§ **Source document**:
Receive Binary Data and Write (Socket Programming in C++)

i have created server and client to communication. Client sends binary data of image then server receives it and writes to file. I have pasted necessary code below.
std::stringstream binStr;
bytes_received = recv(new_sd, &binStr, sizeof(binStr) ,0);
std::cout << binStr << std::endl;
char buff[1024*1024];
std::string image;
while (!binStr.eof())
{
binStr.read(buff, sizeof (buff));
image.append(buff, binStr.gcount());
}
int id = 1;
std::stringstream ss2;
ss2 << id;
std::string str2 = ss2.str();
std::ofstream img(str2.c_str(),std::ios::binary);
std::cout << image.c_str() << std::endl;
img.write(image.c_str(), image.length());
this code creates file with name as id , but its an empty file. How can i fix it?
You cannot recv() into a std::stringstream like you are attempting to. You have to recv() into a buffer first and then you can copy that data into your std::stringstream afterwards. However, you are using the std::stringstream only as an intermediate to get data into your buff buffer, and then from there to a std::string. You can get rid of the std::stringstream altogether and recv() directly into buff instead. I would even go as far as getting rid of the std::string altogether as well, as you do not really need it:
int id = 1;
std::stringstream ss2;
ss2 << id;
std::ofstream img(ss2.str().c_str(), std::ios::binary);
// 1MB is a lot to put on the stack, use the heap instead
std::vector<char> buff(1024*1024);
do
{
bytes_received = recv(new_sd, &buff[0], buff.size(), 0);
if (bytes_received < 0)
break; // ERROR!
if (bytes_received == 0)
break; // DISCONNECT!
for (int i = 0; i < bytes_received; ++i)
std::cout << buff[i];
std::cout << std::endl;
img.write(&buff[0], bytes_received);
// TODO: if reached the end of the image, stop here
}
while (true);
Unless the sender closes its end of the connection after sending the image data to you, then you need a way to know when the end of the image has been reached. The sender will have to send the image data length to you so you know when to stop reading.

§ **Data excerpts**:
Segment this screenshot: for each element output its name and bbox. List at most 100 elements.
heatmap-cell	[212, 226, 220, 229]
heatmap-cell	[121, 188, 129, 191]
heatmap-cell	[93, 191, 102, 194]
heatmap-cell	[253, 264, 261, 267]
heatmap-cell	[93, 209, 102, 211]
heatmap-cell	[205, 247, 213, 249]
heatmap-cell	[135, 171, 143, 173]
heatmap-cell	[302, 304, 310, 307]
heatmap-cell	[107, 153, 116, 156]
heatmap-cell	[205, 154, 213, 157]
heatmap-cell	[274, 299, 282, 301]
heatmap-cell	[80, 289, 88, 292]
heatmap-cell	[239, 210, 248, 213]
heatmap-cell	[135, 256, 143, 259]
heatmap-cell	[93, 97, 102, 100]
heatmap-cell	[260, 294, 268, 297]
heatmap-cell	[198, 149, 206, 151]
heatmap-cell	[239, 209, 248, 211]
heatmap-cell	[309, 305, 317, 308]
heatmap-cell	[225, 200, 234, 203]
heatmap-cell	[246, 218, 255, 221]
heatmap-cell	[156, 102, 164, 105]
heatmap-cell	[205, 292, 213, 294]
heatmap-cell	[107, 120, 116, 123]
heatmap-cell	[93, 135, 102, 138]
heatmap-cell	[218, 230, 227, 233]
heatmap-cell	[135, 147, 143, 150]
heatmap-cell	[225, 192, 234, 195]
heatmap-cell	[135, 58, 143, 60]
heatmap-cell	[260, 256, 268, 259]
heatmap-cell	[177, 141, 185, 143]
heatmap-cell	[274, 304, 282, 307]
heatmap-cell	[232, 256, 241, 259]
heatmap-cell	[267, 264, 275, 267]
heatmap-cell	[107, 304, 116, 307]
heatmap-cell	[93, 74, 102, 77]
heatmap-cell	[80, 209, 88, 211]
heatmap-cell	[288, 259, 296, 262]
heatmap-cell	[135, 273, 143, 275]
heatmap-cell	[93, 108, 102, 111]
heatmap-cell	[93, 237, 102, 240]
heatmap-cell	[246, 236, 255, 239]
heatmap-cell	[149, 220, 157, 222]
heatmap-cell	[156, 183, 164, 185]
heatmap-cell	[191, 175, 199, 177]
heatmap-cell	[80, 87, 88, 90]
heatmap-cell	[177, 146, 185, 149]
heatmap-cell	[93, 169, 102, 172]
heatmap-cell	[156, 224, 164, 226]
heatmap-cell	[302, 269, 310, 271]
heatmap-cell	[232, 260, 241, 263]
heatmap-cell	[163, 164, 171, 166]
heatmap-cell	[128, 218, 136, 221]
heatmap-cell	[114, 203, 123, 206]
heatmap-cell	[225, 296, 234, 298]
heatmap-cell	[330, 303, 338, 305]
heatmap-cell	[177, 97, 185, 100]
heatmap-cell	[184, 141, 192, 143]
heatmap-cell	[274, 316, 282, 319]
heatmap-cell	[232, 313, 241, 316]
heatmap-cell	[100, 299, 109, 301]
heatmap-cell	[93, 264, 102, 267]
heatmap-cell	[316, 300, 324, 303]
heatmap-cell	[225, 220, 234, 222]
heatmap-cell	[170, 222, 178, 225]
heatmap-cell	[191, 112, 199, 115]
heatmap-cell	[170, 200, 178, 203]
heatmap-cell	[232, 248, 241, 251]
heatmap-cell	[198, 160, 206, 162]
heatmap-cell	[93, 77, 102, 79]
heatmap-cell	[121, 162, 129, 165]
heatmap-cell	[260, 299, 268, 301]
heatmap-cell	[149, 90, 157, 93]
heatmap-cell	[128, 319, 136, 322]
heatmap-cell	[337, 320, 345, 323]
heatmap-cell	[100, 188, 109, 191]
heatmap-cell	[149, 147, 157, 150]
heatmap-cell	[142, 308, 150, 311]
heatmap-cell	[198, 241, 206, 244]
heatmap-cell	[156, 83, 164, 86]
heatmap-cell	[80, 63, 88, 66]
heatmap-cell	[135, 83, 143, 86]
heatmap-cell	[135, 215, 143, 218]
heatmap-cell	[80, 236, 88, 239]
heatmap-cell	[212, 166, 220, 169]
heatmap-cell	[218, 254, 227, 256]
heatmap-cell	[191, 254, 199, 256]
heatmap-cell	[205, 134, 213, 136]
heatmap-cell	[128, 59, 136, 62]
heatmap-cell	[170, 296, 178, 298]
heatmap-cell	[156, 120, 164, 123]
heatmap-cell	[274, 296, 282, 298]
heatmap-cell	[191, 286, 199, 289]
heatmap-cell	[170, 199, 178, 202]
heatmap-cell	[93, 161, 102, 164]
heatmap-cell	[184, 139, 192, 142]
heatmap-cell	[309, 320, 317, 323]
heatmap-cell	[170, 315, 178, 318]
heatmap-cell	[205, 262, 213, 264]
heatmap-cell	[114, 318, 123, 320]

§ **Instructions for the task**:
Reproduce the entire C++ socket programming text word for word, code included.

§ **Solved problem**:
Receive Binary Data and Write (Socket Programming in C++)

i have created server and client to communication. Client sends binary data of image then server receives it and writes to file. I have pasted necessary code below.
std::stringstream binStr;
bytes_received = recv(new_sd, &binStr, sizeof(binStr) ,0);
std::cout << binStr << std::endl;
char buff[1024*1024];
std::string image;
while (!binStr.eof())
{
binStr.read(buff, sizeof (buff));
image.append(buff, binStr.gcount());
}
int id = 1;
std::stringstream ss2;
ss2 << id;
std::string str2 = ss2.str();
std::ofstream img(str2.c_str(),std::ios::binary);
std::cout << image.c_str() << std::endl;
img.write(image.c_str(), image.length());
this code creates file with name as id , but its an empty file. How can i fix it?
You cannot recv() into a std::stringstream like you are attempting to. You have to recv() into a buffer first and then you can copy that data into your std::stringstream afterwards. However, you are using the std::stringstream only as an intermediate to get data into your buff buffer, and then from there to a std::string. You can get rid of the std::stringstream altogether and recv() directly into buff instead. I would even go as far as getting rid of the std::string altogether as well, as you do not really need it:
int id = 1;
std::stringstream ss2;
ss2 << id;
std::ofstream img(ss2.str().c_str(), std::ios::binary);
// 1MB is a lot to put on the stack, use the heap instead
std::vector<char> buff(1024*1024);
do
{
bytes_received = recv(new_sd, &buff[0], buff.size(), 0);
if (bytes_received < 0)
break; // ERROR!
if (bytes_received == 0)
break; // DISCONNECT!
for (int i = 0; i < bytes_received; ++i)
std::cout << buff[i];
std::cout << std::endl;
img.write(&buff[0], bytes_received);
// TODO: if reached the end of the image, stop here
}
while (true);
Unless the sender closes its end of the connection after sending the image data to you, then you need a way to know when the end of the image has been reached. The sender will have to send the image data length to you so you know when to stop reading.